■ MATERIAL FOR THIS TASK
* start *

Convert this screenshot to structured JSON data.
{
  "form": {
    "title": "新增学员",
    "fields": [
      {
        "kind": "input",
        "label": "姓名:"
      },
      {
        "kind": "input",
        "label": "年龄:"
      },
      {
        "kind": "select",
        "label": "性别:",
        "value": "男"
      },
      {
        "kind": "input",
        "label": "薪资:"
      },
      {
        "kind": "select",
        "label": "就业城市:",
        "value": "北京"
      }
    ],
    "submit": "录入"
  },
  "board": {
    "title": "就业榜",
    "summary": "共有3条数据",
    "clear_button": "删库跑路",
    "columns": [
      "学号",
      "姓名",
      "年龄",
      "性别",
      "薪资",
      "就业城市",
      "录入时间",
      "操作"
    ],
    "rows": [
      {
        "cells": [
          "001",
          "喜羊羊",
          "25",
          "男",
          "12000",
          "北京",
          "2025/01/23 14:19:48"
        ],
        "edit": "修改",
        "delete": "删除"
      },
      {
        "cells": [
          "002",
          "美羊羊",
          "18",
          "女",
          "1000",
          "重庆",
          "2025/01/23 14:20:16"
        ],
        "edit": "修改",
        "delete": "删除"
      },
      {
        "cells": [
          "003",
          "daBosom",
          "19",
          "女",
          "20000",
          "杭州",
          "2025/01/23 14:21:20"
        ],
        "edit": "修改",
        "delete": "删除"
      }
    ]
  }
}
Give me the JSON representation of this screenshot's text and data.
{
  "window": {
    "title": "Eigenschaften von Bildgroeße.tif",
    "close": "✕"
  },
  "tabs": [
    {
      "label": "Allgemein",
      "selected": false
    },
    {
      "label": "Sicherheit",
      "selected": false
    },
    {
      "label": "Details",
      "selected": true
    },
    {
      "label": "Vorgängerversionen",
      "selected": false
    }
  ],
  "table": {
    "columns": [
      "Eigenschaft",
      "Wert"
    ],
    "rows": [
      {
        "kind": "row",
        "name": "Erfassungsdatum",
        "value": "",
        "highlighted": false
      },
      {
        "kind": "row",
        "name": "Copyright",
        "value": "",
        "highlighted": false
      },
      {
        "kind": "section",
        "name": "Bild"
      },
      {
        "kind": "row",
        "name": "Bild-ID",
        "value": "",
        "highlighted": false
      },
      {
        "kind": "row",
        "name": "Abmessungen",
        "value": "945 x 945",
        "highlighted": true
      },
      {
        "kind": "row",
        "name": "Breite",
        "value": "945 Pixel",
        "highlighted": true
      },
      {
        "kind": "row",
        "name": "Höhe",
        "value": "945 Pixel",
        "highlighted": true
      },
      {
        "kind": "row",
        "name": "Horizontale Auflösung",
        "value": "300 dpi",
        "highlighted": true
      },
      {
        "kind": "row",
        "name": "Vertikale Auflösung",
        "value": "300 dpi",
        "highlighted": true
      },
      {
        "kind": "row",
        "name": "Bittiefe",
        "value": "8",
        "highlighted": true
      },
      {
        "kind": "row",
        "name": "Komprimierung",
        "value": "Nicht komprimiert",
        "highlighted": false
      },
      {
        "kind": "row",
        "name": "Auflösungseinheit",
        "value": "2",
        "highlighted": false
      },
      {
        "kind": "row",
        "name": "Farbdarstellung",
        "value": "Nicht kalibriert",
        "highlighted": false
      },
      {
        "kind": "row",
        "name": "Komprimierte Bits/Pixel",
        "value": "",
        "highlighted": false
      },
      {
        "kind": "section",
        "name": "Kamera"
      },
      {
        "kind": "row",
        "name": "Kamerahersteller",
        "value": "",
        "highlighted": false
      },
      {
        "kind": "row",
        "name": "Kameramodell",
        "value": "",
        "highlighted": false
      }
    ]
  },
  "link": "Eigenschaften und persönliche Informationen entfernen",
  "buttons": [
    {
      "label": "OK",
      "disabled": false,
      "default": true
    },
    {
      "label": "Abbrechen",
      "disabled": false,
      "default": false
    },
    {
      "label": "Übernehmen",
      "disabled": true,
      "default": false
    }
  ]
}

* end *

■ TASK PROMPT
List all lines where "title" occurs.

■ COMPLETE ANSWER
    "title": "新增学员",
    "title": "就业榜",
    "title": "Eigenschaften von Bildgroeße.tif",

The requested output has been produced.